━━━ Working data
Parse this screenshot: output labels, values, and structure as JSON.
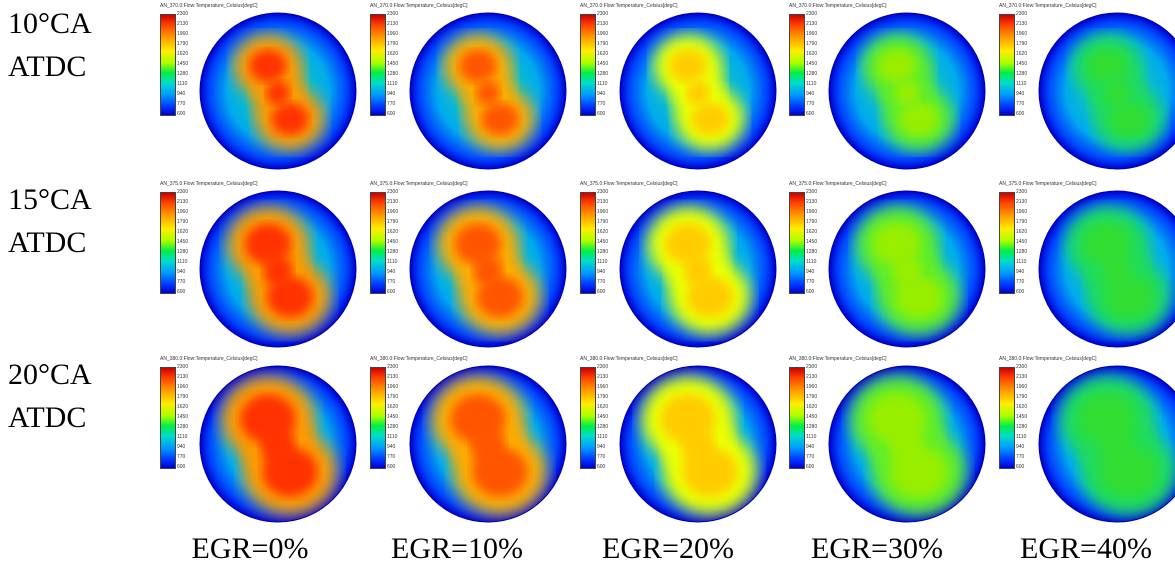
{
  "rows": [
    {
      "line1": "10°CA",
      "line2": "ATDC"
    },
    {
      "line1": "15°CA",
      "line2": "ATDC"
    },
    {
      "line1": "20°CA",
      "line2": "ATDC"
    }
  ],
  "columns": [
    "EGR=0%",
    "EGR=10%",
    "EGR=20%",
    "EGR=30%",
    "EGR=40%"
  ],
  "captions": {
    "row1": "AN_370.0:Flow:Temperature_Celsius[degC]",
    "row2": "AN_375.0:Flow:Temperature_Celsius[degC]",
    "row3": "AN_380.0:Flow:Temperature_Celsius[degC]"
  },
  "legend_ticks": [
    "2300",
    "2130",
    "1960",
    "1790",
    "1620",
    "1450",
    "1280",
    "1110",
    "940",
    "770",
    "600"
  ],
  "plot_colors": {
    "scale_max": "#cc0000",
    "scale_min": "#0000cc"
  }
}
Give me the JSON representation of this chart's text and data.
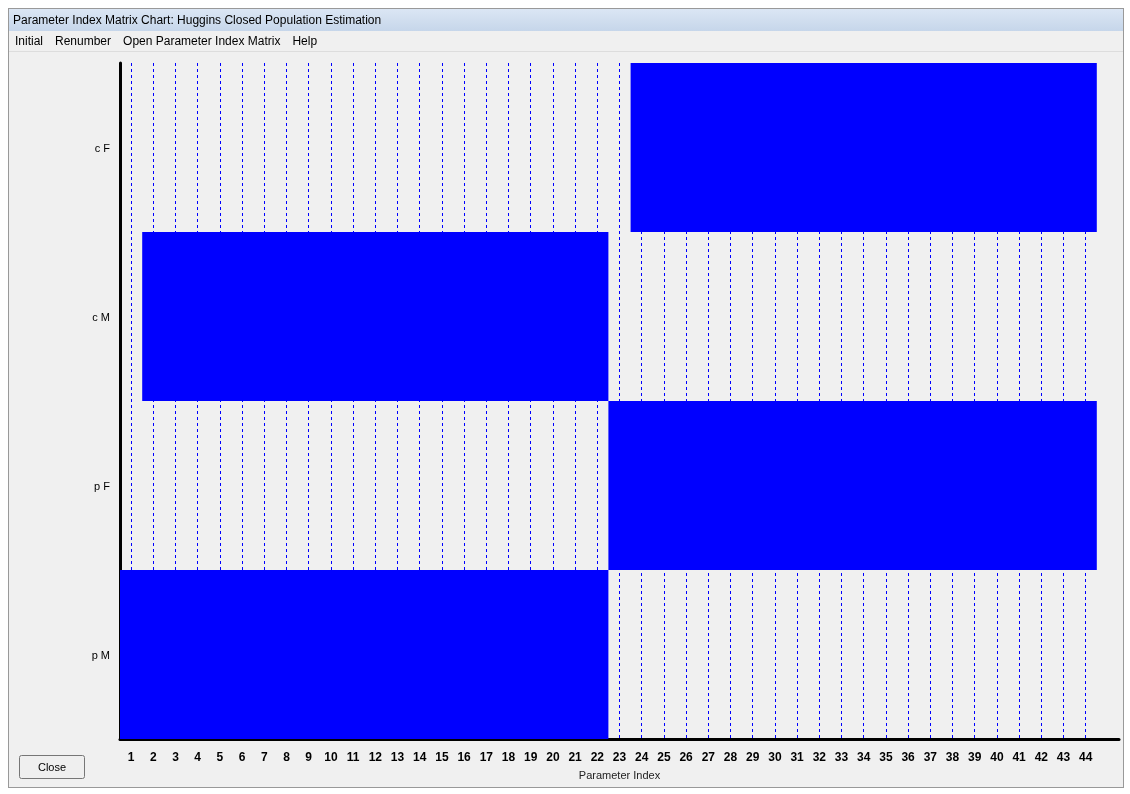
{
  "chart_data": {
    "type": "bar",
    "orientation": "horizontal",
    "title": "Parameter Index Matrix Chart: Huggins Closed Population Estimation",
    "xlabel": "Parameter Index",
    "categories": [
      "c F",
      "c M",
      "p F",
      "p M"
    ],
    "base": [
      23.5,
      1.5,
      22.5,
      0.5
    ],
    "values": [
      21,
      21,
      22,
      22
    ],
    "colors": [
      "#0000ff",
      "#0000ff",
      "#0000ff",
      "#0000ff"
    ],
    "xlim": [
      0.5,
      45.5
    ],
    "xticks": [
      1,
      2,
      3,
      4,
      5,
      6,
      7,
      8,
      9,
      10,
      11,
      12,
      13,
      14,
      15,
      16,
      17,
      18,
      19,
      20,
      21,
      22,
      23,
      24,
      25,
      26,
      27,
      28,
      29,
      30,
      31,
      32,
      33,
      34,
      35,
      36,
      37,
      38,
      39,
      40,
      41,
      42,
      43,
      44
    ],
    "grid": "x",
    "annotations": [
      "Initial",
      "Renumber",
      "Open Parameter Index Matrix",
      "Help",
      "Close"
    ]
  }
}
━━━━━━
▶ **Challenge**
Make an exact copy of all entries above, dropping the images.

▶ **The answer**
Parse this screenshot: output labels, values, and structure as JSON.
{
  "rows": [
    {
      "line1": "10°CA",
      "line2": "ATDC"
    },
    {
      "line1": "15°CA",
      "line2": "ATDC"
    },
    {
      "line1": "20°CA",
      "line2": "ATDC"
    }
  ],
  "columns": [
    "EGR=0%",
    "EGR=10%",
    "EGR=20%",
    "EGR=30%",
    "EGR=40%"
  ],
  "captions": {
    "row1": "AN_370.0:Flow:Temperature_Celsius[degC]",
    "row2": "AN_375.0:Flow:Temperature_Celsius[degC]",
    "row3": "AN_380.0:Flow:Temperature_Celsius[degC]"
  },
  "legend_ticks": [
    "2300",
    "2130",
    "1960",
    "1790",
    "1620",
    "1450",
    "1280",
    "1110",
    "940",
    "770",
    "600"
  ],
  "plot_colors": {
    "scale_max": "#cc0000",
    "scale_min": "#0000cc"
  }
}
Give me the JSON representation of this chart's text and data.
{
  "chart_data": {
    "type": "bar",
    "orientation": "horizontal",
    "title": "Parameter Index Matrix Chart: Huggins Closed Population Estimation",
    "xlabel": "Parameter Index",
    "categories": [
      "c F",
      "c M",
      "p F",
      "p M"
    ],
    "base": [
      23.5,
      1.5,
      22.5,
      0.5
    ],
    "values": [
      21,
      21,
      22,
      22
    ],
    "colors": [
      "#0000ff",
      "#0000ff",
      "#0000ff",
      "#0000ff"
    ],
    "xlim": [
      0.5,
      45.5
    ],
    "xticks": [
      1,
      2,
      3,
      4,
      5,
      6,
      7,
      8,
      9,
      10,
      11,
      12,
      13,
      14,
      15,
      16,
      17,
      18,
      19,
      20,
      21,
      22,
      23,
      24,
      25,
      26,
      27,
      28,
      29,
      30,
      31,
      32,
      33,
      34,
      35,
      36,
      37,
      38,
      39,
      40,
      41,
      42,
      43,
      44
    ],
    "grid": "x",
    "annotations": [
      "Initial",
      "Renumber",
      "Open Parameter Index Matrix",
      "Help",
      "Close"
    ]
  }
}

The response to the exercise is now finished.